Figure record extracts
= = = = = = =
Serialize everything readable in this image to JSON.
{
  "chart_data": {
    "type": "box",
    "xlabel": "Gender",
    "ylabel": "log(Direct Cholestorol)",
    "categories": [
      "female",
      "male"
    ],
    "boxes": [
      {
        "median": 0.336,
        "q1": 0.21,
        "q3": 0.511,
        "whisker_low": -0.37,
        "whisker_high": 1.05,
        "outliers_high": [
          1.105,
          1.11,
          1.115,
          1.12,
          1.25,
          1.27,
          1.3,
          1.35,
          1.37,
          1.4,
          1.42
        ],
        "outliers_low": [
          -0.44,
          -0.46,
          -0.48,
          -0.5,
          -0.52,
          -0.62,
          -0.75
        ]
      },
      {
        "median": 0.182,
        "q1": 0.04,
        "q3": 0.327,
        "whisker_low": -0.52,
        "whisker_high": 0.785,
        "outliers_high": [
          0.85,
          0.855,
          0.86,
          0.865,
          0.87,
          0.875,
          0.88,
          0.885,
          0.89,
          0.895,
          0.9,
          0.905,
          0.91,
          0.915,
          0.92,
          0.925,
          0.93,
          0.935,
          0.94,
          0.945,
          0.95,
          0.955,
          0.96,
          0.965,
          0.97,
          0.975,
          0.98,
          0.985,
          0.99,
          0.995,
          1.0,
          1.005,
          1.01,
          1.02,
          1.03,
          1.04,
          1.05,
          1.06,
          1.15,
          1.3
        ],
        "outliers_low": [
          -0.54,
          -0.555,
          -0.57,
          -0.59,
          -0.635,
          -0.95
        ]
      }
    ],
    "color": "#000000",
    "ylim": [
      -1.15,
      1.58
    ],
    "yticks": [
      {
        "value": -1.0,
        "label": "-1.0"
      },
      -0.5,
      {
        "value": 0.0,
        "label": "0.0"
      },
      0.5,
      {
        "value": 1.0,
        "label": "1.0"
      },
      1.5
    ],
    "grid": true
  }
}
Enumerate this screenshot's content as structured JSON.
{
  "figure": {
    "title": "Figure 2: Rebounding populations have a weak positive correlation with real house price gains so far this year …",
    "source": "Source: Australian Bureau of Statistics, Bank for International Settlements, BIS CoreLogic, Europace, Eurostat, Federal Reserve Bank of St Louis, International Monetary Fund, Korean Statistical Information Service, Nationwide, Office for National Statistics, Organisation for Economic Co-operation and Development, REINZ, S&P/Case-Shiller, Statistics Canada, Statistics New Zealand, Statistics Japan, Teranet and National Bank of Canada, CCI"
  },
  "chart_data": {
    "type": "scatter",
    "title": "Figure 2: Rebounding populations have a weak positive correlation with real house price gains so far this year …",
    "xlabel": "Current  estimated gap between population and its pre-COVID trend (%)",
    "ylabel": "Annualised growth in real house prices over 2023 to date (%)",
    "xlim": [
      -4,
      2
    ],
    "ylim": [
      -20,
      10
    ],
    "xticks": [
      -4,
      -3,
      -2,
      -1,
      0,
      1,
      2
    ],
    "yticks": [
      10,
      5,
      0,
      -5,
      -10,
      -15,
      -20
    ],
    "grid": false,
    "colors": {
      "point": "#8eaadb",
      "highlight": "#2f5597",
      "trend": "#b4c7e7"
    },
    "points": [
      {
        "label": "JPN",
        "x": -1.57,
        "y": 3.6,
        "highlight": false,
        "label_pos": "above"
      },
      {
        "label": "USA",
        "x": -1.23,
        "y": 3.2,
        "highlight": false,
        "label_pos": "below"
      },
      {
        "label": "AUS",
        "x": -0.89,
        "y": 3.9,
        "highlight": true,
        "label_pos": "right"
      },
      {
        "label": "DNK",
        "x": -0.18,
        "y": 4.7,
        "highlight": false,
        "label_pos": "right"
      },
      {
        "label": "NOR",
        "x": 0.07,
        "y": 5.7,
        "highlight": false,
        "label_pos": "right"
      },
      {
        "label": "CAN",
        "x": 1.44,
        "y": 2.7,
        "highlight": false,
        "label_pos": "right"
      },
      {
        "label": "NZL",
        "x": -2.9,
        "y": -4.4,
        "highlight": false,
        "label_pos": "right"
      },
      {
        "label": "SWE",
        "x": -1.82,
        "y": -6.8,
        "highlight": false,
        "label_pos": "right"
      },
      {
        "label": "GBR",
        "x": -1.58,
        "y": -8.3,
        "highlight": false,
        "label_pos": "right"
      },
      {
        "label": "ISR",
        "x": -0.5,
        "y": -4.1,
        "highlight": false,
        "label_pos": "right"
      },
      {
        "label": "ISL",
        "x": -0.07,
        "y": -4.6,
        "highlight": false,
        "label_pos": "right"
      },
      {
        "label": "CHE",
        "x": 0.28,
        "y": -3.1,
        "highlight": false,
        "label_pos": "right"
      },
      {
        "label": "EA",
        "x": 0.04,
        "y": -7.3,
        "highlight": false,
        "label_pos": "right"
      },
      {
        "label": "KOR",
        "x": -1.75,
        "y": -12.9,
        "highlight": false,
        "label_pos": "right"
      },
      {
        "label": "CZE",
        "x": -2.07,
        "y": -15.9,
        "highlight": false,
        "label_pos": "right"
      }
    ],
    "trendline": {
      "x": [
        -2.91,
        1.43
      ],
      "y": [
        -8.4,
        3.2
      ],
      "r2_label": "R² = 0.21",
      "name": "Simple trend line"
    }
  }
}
= = = = = = =
Repeat the entries above exactly, leaving nothing out.

Serialize everything readable in this image to JSON.
{
  "chart_data": {
    "type": "box",
    "xlabel": "Gender",
    "ylabel": "log(Direct Cholestorol)",
    "categories": [
      "female",
      "male"
    ],
    "boxes": [
      {
        "median": 0.336,
        "q1": 0.21,
        "q3": 0.511,
        "whisker_low": -0.37,
        "whisker_high": 1.05,
        "outliers_high": [
          1.105,
          1.11,
          1.115,
          1.12,
          1.25,
          1.27,
          1.3,
          1.35,
          1.37,
          1.4,
          1.42
        ],
        "outliers_low": [
          -0.44,
          -0.46,
          -0.48,
          -0.5,
          -0.52,
          -0.62,
          -0.75
        ]
      },
      {
        "median": 0.182,
        "q1": 0.04,
        "q3": 0.327,
        "whisker_low": -0.52,
        "whisker_high": 0.785,
        "outliers_high": [
          0.85,
          0.855,
          0.86,
          0.865,
          0.87,
          0.875,
          0.88,
          0.885,
          0.89,
          0.895,
          0.9,
          0.905,
          0.91,
          0.915,
          0.92,
          0.925,
          0.93,
          0.935,
          0.94,
          0.945,
          0.95,
          0.955,
          0.96,
          0.965,
          0.97,
          0.975,
          0.98,
          0.985,
          0.99,
          0.995,
          1.0,
          1.005,
          1.01,
          1.02,
          1.03,
          1.04,
          1.05,
          1.06,
          1.15,
          1.3
        ],
        "outliers_low": [
          -0.54,
          -0.555,
          -0.57,
          -0.59,
          -0.635,
          -0.95
        ]
      }
    ],
    "color": "#000000",
    "ylim": [
      -1.15,
      1.58
    ],
    "yticks": [
      {
        "value": -1.0,
        "label": "-1.0"
      },
      -0.5,
      {
        "value": 0.0,
        "label": "0.0"
      },
      0.5,
      {
        "value": 1.0,
        "label": "1.0"
      },
      1.5
    ],
    "grid": true
  }
}
Enumerate this screenshot's content as structured JSON.
{
  "figure": {
    "title": "Figure 2: Rebounding populations have a weak positive correlation with real house price gains so far this year …",
    "source": "Source: Australian Bureau of Statistics, Bank for International Settlements, BIS CoreLogic, Europace, Eurostat, Federal Reserve Bank of St Louis, International Monetary Fund, Korean Statistical Information Service, Nationwide, Office for National Statistics, Organisation for Economic Co-operation and Development, REINZ, S&P/Case-Shiller, Statistics Canada, Statistics New Zealand, Statistics Japan, Teranet and National Bank of Canada, CCI"
  },
  "chart_data": {
    "type": "scatter",
    "title": "Figure 2: Rebounding populations have a weak positive correlation with real house price gains so far this year …",
    "xlabel": "Current  estimated gap between population and its pre-COVID trend (%)",
    "ylabel": "Annualised growth in real house prices over 2023 to date (%)",
    "xlim": [
      -4,
      2
    ],
    "ylim": [
      -20,
      10
    ],
    "xticks": [
      -4,
      -3,
      -2,
      -1,
      0,
      1,
      2
    ],
    "yticks": [
      10,
      5,
      0,
      -5,
      -10,
      -15,
      -20
    ],
    "grid": false,
    "colors": {
      "point": "#8eaadb",
      "highlight": "#2f5597",
      "trend": "#b4c7e7"
    },
    "points": [
      {
        "label": "JPN",
        "x": -1.57,
        "y": 3.6,
        "highlight": false,
        "label_pos": "above"
      },
      {
        "label": "USA",
        "x": -1.23,
        "y": 3.2,
        "highlight": false,
        "label_pos": "below"
      },
      {
        "label": "AUS",
        "x": -0.89,
        "y": 3.9,
        "highlight": true,
        "label_pos": "right"
      },
      {
        "label": "DNK",
        "x": -0.18,
        "y": 4.7,
        "highlight": false,
        "label_pos": "right"
      },
      {
        "label": "NOR",
        "x": 0.07,
        "y": 5.7,
        "highlight": false,
        "label_pos": "right"
      },
      {
        "label": "CAN",
        "x": 1.44,
        "y": 2.7,
        "highlight": false,
        "label_pos": "right"
      },
      {
        "label": "NZL",
        "x": -2.9,
        "y": -4.4,
        "highlight": false,
        "label_pos": "right"
      },
      {
        "label": "SWE",
        "x": -1.82,
        "y": -6.8,
        "highlight": false,
        "label_pos": "right"
      },
      {
        "label": "GBR",
        "x": -1.58,
        "y": -8.3,
        "highlight": false,
        "label_pos": "right"
      },
      {
        "label": "ISR",
        "x": -0.5,
        "y": -4.1,
        "highlight": false,
        "label_pos": "right"
      },
      {
        "label": "ISL",
        "x": -0.07,
        "y": -4.6,
        "highlight": false,
        "label_pos": "right"
      },
      {
        "label": "CHE",
        "x": 0.28,
        "y": -3.1,
        "highlight": false,
        "label_pos": "right"
      },
      {
        "label": "EA",
        "x": 0.04,
        "y": -7.3,
        "highlight": false,
        "label_pos": "right"
      },
      {
        "label": "KOR",
        "x": -1.75,
        "y": -12.9,
        "highlight": false,
        "label_pos": "right"
      },
      {
        "label": "CZE",
        "x": -2.07,
        "y": -15.9,
        "highlight": false,
        "label_pos": "right"
      }
    ],
    "trendline": {
      "x": [
        -2.91,
        1.43
      ],
      "y": [
        -8.4,
        3.2
      ],
      "r2_label": "R² = 0.21",
      "name": "Simple trend line"
    }
  }
}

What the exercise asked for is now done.